Stated task |
Which lines of the records contain "Entry"? Collect every one of them.

Material supplied |
>> Begin

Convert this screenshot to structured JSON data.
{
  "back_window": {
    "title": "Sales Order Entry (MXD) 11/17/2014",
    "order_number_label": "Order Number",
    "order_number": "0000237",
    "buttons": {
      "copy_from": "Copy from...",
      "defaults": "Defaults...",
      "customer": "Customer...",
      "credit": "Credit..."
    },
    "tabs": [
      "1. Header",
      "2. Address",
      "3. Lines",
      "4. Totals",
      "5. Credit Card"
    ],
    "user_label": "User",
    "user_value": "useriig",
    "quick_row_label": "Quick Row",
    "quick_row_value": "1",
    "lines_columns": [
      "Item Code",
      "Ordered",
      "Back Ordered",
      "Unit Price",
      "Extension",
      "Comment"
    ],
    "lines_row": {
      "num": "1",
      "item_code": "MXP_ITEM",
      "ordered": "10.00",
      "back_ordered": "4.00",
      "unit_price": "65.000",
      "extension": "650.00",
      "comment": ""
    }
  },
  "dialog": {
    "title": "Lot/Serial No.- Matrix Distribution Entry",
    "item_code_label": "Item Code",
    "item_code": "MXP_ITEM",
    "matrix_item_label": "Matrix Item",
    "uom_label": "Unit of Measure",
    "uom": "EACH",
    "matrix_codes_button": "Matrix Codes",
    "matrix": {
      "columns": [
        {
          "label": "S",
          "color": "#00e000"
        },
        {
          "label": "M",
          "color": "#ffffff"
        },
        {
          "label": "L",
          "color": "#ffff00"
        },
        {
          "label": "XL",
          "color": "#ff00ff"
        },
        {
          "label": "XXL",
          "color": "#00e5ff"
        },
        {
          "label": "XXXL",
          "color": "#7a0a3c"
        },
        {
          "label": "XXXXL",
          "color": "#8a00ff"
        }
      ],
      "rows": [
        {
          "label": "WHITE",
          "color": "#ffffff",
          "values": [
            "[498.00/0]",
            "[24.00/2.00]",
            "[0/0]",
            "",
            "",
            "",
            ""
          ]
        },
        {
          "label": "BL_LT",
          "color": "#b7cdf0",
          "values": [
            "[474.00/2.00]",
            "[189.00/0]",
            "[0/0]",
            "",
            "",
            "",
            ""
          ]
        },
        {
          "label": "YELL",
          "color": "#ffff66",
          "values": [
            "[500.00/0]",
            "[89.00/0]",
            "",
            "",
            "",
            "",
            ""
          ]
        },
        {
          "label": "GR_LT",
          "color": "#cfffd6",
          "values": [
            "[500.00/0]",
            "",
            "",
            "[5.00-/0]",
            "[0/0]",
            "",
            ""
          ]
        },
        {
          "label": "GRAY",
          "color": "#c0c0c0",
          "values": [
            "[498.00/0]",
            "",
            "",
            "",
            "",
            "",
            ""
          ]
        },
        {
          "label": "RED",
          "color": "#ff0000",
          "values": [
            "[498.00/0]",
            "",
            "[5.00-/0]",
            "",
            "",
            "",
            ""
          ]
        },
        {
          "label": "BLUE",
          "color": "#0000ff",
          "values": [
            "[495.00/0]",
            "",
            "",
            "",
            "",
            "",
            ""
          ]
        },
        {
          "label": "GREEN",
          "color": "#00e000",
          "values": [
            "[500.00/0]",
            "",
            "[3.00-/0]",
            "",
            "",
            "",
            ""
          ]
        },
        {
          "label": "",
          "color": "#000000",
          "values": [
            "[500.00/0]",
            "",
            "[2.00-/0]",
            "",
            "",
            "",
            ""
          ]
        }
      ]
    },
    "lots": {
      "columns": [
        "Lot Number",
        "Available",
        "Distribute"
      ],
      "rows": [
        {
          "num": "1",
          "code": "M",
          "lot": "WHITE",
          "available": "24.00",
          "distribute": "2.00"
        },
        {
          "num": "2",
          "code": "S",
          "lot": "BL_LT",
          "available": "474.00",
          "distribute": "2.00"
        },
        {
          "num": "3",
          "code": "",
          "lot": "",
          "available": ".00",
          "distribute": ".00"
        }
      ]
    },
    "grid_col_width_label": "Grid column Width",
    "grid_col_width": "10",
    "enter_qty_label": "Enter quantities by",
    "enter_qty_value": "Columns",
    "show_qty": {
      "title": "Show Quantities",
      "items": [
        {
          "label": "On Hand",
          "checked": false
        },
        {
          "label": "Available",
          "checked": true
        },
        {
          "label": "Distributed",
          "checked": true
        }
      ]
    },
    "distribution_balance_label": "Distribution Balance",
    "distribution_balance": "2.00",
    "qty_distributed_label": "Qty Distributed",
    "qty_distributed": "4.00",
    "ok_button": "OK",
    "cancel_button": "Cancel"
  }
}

>> End

Solution |
    "title": "Sales Order Entry (MXD) 11/17/2014",
    "title": "Lot/Serial No.- Matrix Distribution Entry",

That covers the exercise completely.